* _REQUIREMENTS_: Quote every line as given.

Data excerpts
# # #

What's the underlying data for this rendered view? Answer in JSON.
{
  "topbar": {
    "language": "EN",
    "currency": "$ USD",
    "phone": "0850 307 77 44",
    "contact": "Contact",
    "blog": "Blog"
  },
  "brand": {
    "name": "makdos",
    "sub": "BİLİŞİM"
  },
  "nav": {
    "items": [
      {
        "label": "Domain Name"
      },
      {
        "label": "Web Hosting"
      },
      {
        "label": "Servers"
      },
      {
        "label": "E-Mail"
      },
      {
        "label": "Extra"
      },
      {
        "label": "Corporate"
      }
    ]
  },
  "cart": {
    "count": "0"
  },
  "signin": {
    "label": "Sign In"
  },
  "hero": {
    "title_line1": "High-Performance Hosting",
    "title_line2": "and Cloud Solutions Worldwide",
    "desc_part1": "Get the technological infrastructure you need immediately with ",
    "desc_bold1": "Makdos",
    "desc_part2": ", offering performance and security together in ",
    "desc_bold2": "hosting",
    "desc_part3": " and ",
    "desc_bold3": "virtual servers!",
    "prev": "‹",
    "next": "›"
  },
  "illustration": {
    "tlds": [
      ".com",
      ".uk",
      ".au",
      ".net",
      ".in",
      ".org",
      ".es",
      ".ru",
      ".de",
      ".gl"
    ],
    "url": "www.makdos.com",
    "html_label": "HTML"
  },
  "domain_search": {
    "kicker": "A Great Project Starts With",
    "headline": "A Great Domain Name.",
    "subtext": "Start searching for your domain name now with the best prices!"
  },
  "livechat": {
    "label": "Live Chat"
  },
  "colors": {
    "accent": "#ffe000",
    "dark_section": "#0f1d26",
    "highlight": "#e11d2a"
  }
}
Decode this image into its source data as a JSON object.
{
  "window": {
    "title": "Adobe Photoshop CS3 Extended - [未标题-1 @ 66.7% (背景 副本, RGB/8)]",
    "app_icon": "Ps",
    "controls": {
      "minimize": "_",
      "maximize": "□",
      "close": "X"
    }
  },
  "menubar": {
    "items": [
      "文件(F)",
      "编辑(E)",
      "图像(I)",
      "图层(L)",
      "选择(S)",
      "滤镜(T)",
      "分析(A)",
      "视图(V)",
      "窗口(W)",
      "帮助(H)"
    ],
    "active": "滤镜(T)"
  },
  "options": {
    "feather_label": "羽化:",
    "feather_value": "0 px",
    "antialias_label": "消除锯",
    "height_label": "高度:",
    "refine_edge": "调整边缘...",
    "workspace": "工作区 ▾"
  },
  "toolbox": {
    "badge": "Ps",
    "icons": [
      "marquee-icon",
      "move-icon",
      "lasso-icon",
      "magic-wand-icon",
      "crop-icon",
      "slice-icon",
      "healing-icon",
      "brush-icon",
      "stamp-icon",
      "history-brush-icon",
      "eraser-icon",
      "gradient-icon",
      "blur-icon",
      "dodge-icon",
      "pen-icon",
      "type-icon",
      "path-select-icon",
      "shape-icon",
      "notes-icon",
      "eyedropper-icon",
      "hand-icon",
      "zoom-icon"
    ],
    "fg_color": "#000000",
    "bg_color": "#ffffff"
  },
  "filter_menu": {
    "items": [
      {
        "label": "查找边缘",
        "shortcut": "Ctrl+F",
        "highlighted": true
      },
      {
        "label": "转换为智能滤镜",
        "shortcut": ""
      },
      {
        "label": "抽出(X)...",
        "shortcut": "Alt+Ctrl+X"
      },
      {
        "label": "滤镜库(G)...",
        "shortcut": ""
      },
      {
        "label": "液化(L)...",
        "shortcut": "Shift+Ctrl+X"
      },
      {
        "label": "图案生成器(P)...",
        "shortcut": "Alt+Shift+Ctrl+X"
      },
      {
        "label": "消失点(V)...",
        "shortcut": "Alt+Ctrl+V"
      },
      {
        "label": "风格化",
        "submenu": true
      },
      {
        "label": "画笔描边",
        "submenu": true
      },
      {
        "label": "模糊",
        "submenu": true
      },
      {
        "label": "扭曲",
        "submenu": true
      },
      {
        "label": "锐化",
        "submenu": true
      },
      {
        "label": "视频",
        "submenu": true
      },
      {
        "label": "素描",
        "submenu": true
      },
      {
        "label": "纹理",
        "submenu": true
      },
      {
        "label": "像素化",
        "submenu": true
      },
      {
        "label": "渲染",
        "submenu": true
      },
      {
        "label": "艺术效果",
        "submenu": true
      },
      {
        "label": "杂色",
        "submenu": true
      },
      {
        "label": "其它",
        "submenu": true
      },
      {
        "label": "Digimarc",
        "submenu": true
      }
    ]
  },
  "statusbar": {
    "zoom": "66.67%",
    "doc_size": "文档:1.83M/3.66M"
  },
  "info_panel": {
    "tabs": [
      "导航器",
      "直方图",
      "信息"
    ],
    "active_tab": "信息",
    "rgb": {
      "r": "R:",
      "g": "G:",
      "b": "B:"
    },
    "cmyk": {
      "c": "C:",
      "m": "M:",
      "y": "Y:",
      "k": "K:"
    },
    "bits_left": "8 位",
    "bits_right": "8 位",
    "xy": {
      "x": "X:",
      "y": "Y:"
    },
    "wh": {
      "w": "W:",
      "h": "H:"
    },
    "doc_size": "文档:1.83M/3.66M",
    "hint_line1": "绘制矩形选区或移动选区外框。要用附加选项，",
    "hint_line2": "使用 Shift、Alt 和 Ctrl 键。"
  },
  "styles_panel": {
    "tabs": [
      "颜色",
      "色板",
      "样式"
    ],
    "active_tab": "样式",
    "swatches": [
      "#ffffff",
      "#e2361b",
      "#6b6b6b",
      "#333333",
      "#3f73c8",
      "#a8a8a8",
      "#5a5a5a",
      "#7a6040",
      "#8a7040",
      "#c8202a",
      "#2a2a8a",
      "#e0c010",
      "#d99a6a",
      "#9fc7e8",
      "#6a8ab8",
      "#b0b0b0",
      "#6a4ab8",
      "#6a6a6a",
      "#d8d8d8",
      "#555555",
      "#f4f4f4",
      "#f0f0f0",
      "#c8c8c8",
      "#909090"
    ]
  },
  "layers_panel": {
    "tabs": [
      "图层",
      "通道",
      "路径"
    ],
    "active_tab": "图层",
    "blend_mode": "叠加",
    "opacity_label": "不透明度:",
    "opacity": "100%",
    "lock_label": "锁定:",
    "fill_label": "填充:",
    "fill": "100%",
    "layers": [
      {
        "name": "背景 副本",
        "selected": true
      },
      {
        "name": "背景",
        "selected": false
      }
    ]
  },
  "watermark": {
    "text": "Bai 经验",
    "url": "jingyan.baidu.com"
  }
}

# # #

* _WORKED ANSWER_:
What's the underlying data for this rendered view? Answer in JSON.
{
  "topbar": {
    "language": "EN",
    "currency": "$ USD",
    "phone": "0850 307 77 44",
    "contact": "Contact",
    "blog": "Blog"
  },
  "brand": {
    "name": "makdos",
    "sub": "BİLİŞİM"
  },
  "nav": {
    "items": [
      {
        "label": "Domain Name"
      },
      {
        "label": "Web Hosting"
      },
      {
        "label": "Servers"
      },
      {
        "label": "E-Mail"
      },
      {
        "label": "Extra"
      },
      {
        "label": "Corporate"
      }
    ]
  },
  "cart": {
    "count": "0"
  },
  "signin": {
    "label": "Sign In"
  },
  "hero": {
    "title_line1": "High-Performance Hosting",
    "title_line2": "and Cloud Solutions Worldwide",
    "desc_part1": "Get the technological infrastructure you need immediately with ",
    "desc_bold1": "Makdos",
    "desc_part2": ", offering performance and security together in ",
    "desc_bold2": "hosting",
    "desc_part3": " and ",
    "desc_bold3": "virtual servers!",
    "prev": "‹",
    "next": "›"
  },
  "illustration": {
    "tlds": [
      ".com",
      ".uk",
      ".au",
      ".net",
      ".in",
      ".org",
      ".es",
      ".ru",
      ".de",
      ".gl"
    ],
    "url": "www.makdos.com",
    "html_label": "HTML"
  },
  "domain_search": {
    "kicker": "A Great Project Starts With",
    "headline": "A Great Domain Name.",
    "subtext": "Start searching for your domain name now with the best prices!"
  },
  "livechat": {
    "label": "Live Chat"
  },
  "colors": {
    "accent": "#ffe000",
    "dark_section": "#0f1d26",
    "highlight": "#e11d2a"
  }
}
Decode this image into its source data as a JSON object.
{
  "window": {
    "title": "Adobe Photoshop CS3 Extended - [未标题-1 @ 66.7% (背景 副本, RGB/8)]",
    "app_icon": "Ps",
    "controls": {
      "minimize": "_",
      "maximize": "□",
      "close": "X"
    }
  },
  "menubar": {
    "items": [
      "文件(F)",
      "编辑(E)",
      "图像(I)",
      "图层(L)",
      "选择(S)",
      "滤镜(T)",
      "分析(A)",
      "视图(V)",
      "窗口(W)",
      "帮助(H)"
    ],
    "active": "滤镜(T)"
  },
  "options": {
    "feather_label": "羽化:",
    "feather_value": "0 px",
    "antialias_label": "消除锯",
    "height_label": "高度:",
    "refine_edge": "调整边缘...",
    "workspace": "工作区 ▾"
  },
  "toolbox": {
    "badge": "Ps",
    "icons": [
      "marquee-icon",
      "move-icon",
      "lasso-icon",
      "magic-wand-icon",
      "crop-icon",
      "slice-icon",
      "healing-icon",
      "brush-icon",
      "stamp-icon",
      "history-brush-icon",
      "eraser-icon",
      "gradient-icon",
      "blur-icon",
      "dodge-icon",
      "pen-icon",
      "type-icon",
      "path-select-icon",
      "shape-icon",
      "notes-icon",
      "eyedropper-icon",
      "hand-icon",
      "zoom-icon"
    ],
    "fg_color": "#000000",
    "bg_color": "#ffffff"
  },
  "filter_menu": {
    "items": [
      {
        "label": "查找边缘",
        "shortcut": "Ctrl+F",
        "highlighted": true
      },
      {
        "label": "转换为智能滤镜",
        "shortcut": ""
      },
      {
        "label": "抽出(X)...",
        "shortcut": "Alt+Ctrl+X"
      },
      {
        "label": "滤镜库(G)...",
        "shortcut": ""
      },
      {
        "label": "液化(L)...",
        "shortcut": "Shift+Ctrl+X"
      },
      {
        "label": "图案生成器(P)...",
        "shortcut": "Alt+Shift+Ctrl+X"
      },
      {
        "label": "消失点(V)...",
        "shortcut": "Alt+Ctrl+V"
      },
      {
        "label": "风格化",
        "submenu": true
      },
      {
        "label": "画笔描边",
        "submenu": true
      },
      {
        "label": "模糊",
        "submenu": true
      },
      {
        "label": "扭曲",
        "submenu": true
      },
      {
        "label": "锐化",
        "submenu": true
      },
      {
        "label": "视频",
        "submenu": true
      },
      {
        "label": "素描",
        "submenu": true
      },
      {
        "label": "纹理",
        "submenu": true
      },
      {
        "label": "像素化",
        "submenu": true
      },
      {
        "label": "渲染",
        "submenu": true
      },
      {
        "label": "艺术效果",
        "submenu": true
      },
      {
        "label": "杂色",
        "submenu": true
      },
      {
        "label": "其它",
        "submenu": true
      },
      {
        "label": "Digimarc",
        "submenu": true
      }
    ]
  },
  "statusbar": {
    "zoom": "66.67%",
    "doc_size": "文档:1.83M/3.66M"
  },
  "info_panel": {
    "tabs": [
      "导航器",
      "直方图",
      "信息"
    ],
    "active_tab": "信息",
    "rgb": {
      "r": "R:",
      "g": "G:",
      "b": "B:"
    },
    "cmyk": {
      "c": "C:",
      "m": "M:",
      "y": "Y:",
      "k": "K:"
    },
    "bits_left": "8 位",
    "bits_right": "8 位",
    "xy": {
      "x": "X:",
      "y": "Y:"
    },
    "wh": {
      "w": "W:",
      "h": "H:"
    },
    "doc_size": "文档:1.83M/3.66M",
    "hint_line1": "绘制矩形选区或移动选区外框。要用附加选项，",
    "hint_line2": "使用 Shift、Alt 和 Ctrl 键。"
  },
  "styles_panel": {
    "tabs": [
      "颜色",
      "色板",
      "样式"
    ],
    "active_tab": "样式",
    "swatches": [
      "#ffffff",
      "#e2361b",
      "#6b6b6b",
      "#333333",
      "#3f73c8",
      "#a8a8a8",
      "#5a5a5a",
      "#7a6040",
      "#8a7040",
      "#c8202a",
      "#2a2a8a",
      "#e0c010",
      "#d99a6a",
      "#9fc7e8",
      "#6a8ab8",
      "#b0b0b0",
      "#6a4ab8",
      "#6a6a6a",
      "#d8d8d8",
      "#555555",
      "#f4f4f4",
      "#f0f0f0",
      "#c8c8c8",
      "#909090"
    ]
  },
  "layers_panel": {
    "tabs": [
      "图层",
      "通道",
      "路径"
    ],
    "active_tab": "图层",
    "blend_mode": "叠加",
    "opacity_label": "不透明度:",
    "opacity": "100%",
    "lock_label": "锁定:",
    "fill_label": "填充:",
    "fill": "100%",
    "layers": [
      {
        "name": "背景 副本",
        "selected": true
      },
      {
        "name": "背景",
        "selected": false
      }
    ]
  },
  "watermark": {
    "text": "Bai 经验",
    "url": "jingyan.baidu.com"
  }
}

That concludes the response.